Could you output each line of the data that follows exactly?

(Extracted records)

● ● ● ●

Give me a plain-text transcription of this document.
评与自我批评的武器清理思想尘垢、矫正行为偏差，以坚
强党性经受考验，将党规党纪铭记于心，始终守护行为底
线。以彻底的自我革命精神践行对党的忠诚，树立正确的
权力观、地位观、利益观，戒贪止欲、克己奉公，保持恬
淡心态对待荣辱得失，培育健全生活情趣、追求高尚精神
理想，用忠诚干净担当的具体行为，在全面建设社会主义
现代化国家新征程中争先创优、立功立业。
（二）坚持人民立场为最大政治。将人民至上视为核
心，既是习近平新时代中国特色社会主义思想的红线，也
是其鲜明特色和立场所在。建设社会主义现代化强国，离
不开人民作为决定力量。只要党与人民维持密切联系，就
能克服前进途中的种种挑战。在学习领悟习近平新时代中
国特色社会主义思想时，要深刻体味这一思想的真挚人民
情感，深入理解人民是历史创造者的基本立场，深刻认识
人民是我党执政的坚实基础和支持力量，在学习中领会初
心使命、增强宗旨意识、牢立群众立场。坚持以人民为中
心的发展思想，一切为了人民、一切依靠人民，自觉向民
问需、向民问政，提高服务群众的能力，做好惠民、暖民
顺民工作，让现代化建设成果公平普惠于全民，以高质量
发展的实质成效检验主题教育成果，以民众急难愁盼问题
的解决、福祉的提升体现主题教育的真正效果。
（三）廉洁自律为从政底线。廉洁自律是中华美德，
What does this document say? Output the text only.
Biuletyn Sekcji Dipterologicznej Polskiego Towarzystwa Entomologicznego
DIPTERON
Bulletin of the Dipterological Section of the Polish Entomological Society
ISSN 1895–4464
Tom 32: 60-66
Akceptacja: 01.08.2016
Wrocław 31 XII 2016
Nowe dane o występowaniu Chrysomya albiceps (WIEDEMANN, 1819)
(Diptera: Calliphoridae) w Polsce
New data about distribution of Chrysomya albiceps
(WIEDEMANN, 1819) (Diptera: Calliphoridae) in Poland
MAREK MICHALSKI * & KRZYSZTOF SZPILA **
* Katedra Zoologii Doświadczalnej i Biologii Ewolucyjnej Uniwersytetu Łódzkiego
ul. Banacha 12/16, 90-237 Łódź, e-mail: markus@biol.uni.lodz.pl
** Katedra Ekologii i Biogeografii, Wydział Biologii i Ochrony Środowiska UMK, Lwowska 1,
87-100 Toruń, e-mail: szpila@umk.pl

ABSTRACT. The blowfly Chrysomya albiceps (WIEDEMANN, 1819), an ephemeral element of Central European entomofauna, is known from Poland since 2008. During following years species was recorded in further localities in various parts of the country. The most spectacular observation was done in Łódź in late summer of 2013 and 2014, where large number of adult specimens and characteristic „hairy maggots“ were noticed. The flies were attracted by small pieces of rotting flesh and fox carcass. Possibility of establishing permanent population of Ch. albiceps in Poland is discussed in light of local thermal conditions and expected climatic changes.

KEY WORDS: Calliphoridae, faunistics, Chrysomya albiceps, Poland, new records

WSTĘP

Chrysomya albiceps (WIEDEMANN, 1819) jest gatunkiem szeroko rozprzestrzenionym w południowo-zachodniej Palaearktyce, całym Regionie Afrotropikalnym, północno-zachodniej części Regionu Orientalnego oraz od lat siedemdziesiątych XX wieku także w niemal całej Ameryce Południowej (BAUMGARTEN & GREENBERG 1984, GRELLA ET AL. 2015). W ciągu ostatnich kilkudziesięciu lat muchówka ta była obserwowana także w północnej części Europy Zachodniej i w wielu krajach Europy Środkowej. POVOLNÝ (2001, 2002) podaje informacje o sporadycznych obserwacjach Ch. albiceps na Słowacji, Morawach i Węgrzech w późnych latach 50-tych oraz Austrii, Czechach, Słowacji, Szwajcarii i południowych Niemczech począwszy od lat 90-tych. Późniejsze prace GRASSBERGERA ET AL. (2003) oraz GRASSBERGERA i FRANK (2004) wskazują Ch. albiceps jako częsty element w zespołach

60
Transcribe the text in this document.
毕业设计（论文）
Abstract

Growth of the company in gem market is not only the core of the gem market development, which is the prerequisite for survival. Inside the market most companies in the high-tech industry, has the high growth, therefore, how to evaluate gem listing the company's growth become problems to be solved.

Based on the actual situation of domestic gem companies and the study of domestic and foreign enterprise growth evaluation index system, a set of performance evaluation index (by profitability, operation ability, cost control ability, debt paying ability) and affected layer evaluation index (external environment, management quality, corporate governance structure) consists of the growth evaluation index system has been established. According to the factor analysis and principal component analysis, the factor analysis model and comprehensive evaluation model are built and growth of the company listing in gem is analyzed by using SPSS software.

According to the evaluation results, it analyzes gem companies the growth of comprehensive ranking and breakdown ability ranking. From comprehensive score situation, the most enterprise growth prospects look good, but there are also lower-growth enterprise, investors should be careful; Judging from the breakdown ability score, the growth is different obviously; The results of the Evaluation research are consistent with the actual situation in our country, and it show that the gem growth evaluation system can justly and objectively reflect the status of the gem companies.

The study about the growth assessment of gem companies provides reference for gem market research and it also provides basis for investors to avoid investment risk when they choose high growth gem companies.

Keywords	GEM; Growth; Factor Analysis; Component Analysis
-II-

● ● ● ●

(Full output)
Give me a plain-text transcription of this document.
评与自我批评的武器清理思想尘垢、矫正行为偏差，以坚
强党性经受考验，将党规党纪铭记于心，始终守护行为底
线。以彻底的自我革命精神践行对党的忠诚，树立正确的
权力观、地位观、利益观，戒贪止欲、克己奉公，保持恬
淡心态对待荣辱得失，培育健全生活情趣、追求高尚精神
理想，用忠诚干净担当的具体行为，在全面建设社会主义
现代化国家新征程中争先创优、立功立业。
（二）坚持人民立场为最大政治。将人民至上视为核
心，既是习近平新时代中国特色社会主义思想的红线，也
是其鲜明特色和立场所在。建设社会主义现代化强国，离
不开人民作为决定力量。只要党与人民维持密切联系，就
能克服前进途中的种种挑战。在学习领悟习近平新时代中
国特色社会主义思想时，要深刻体味这一思想的真挚人民
情感，深入理解人民是历史创造者的基本立场，深刻认识
人民是我党执政的坚实基础和支持力量，在学习中领会初
心使命、增强宗旨意识、牢立群众立场。坚持以人民为中
心的发展思想，一切为了人民、一切依靠人民，自觉向民
问需、向民问政，提高服务群众的能力，做好惠民、暖民
顺民工作，让现代化建设成果公平普惠于全民，以高质量
发展的实质成效检验主题教育成果，以民众急难愁盼问题
的解决、福祉的提升体现主题教育的真正效果。
（三）廉洁自律为从政底线。廉洁自律是中华美德，
What does this document say? Output the text only.
Biuletyn Sekcji Dipterologicznej Polskiego Towarzystwa Entomologicznego
DIPTERON
Bulletin of the Dipterological Section of the Polish Entomological Society
ISSN 1895–4464
Tom 32: 60-66
Akceptacja: 01.08.2016
Wrocław 31 XII 2016
Nowe dane o występowaniu Chrysomya albiceps (WIEDEMANN, 1819)
(Diptera: Calliphoridae) w Polsce
New data about distribution of Chrysomya albiceps
(WIEDEMANN, 1819) (Diptera: Calliphoridae) in Poland
MAREK MICHALSKI * & KRZYSZTOF SZPILA **
* Katedra Zoologii Doświadczalnej i Biologii Ewolucyjnej Uniwersytetu Łódzkiego
ul. Banacha 12/16, 90-237 Łódź, e-mail: markus@biol.uni.lodz.pl
** Katedra Ekologii i Biogeografii, Wydział Biologii i Ochrony Środowiska UMK, Lwowska 1,
87-100 Toruń, e-mail: szpila@umk.pl

ABSTRACT. The blowfly Chrysomya albiceps (WIEDEMANN, 1819), an ephemeral element of Central European entomofauna, is known from Poland since 2008. During following years species was recorded in further localities in various parts of the country. The most spectacular observation was done in Łódź in late summer of 2013 and 2014, where large number of adult specimens and characteristic „hairy maggots“ were noticed. The flies were attracted by small pieces of rotting flesh and fox carcass. Possibility of establishing permanent population of Ch. albiceps in Poland is discussed in light of local thermal conditions and expected climatic changes.

KEY WORDS: Calliphoridae, faunistics, Chrysomya albiceps, Poland, new records

WSTĘP

Chrysomya albiceps (WIEDEMANN, 1819) jest gatunkiem szeroko rozprzestrzenionym w południowo-zachodniej Palaearktyce, całym Regionie Afrotropikalnym, północno-zachodniej części Regionu Orientalnego oraz od lat siedemdziesiątych XX wieku także w niemal całej Ameryce Południowej (BAUMGARTEN & GREENBERG 1984, GRELLA ET AL. 2015). W ciągu ostatnich kilkudziesięciu lat muchówka ta była obserwowana także w północnej części Europy Zachodniej i w wielu krajach Europy Środkowej. POVOLNÝ (2001, 2002) podaje informacje o sporadycznych obserwacjach Ch. albiceps na Słowacji, Morawach i Węgrzech w późnych latach 50-tych oraz Austrii, Czechach, Słowacji, Szwajcarii i południowych Niemczech począwszy od lat 90-tych. Późniejsze prace GRASSBERGERA ET AL. (2003) oraz GRASSBERGERA i FRANK (2004) wskazują Ch. albiceps jako częsty element w zespołach

60
Transcribe the text in this document.
毕业设计（论文）
Abstract

Growth of the company in gem market is not only the core of the gem market development, which is the prerequisite for survival. Inside the market most companies in the high-tech industry, has the high growth, therefore, how to evaluate gem listing the company's growth become problems to be solved.

Based on the actual situation of domestic gem companies and the study of domestic and foreign enterprise growth evaluation index system, a set of performance evaluation index (by profitability, operation ability, cost control ability, debt paying ability) and affected layer evaluation index (external environment, management quality, corporate governance structure) consists of the growth evaluation index system has been established. According to the factor analysis and principal component analysis, the factor analysis model and comprehensive evaluation model are built and growth of the company listing in gem is analyzed by using SPSS software.

According to the evaluation results, it analyzes gem companies the growth of comprehensive ranking and breakdown ability ranking. From comprehensive score situation, the most enterprise growth prospects look good, but there are also lower-growth enterprise, investors should be careful; Judging from the breakdown ability score, the growth is different obviously; The results of the Evaluation research are consistent with the actual situation in our country, and it show that the gem growth evaluation system can justly and objectively reflect the status of the gem companies.

The study about the growth assessment of gem companies provides reference for gem market research and it also provides basis for investors to avoid investment risk when they choose high growth gem companies.

Keywords	GEM; Growth; Factor Analysis; Component Analysis
-II-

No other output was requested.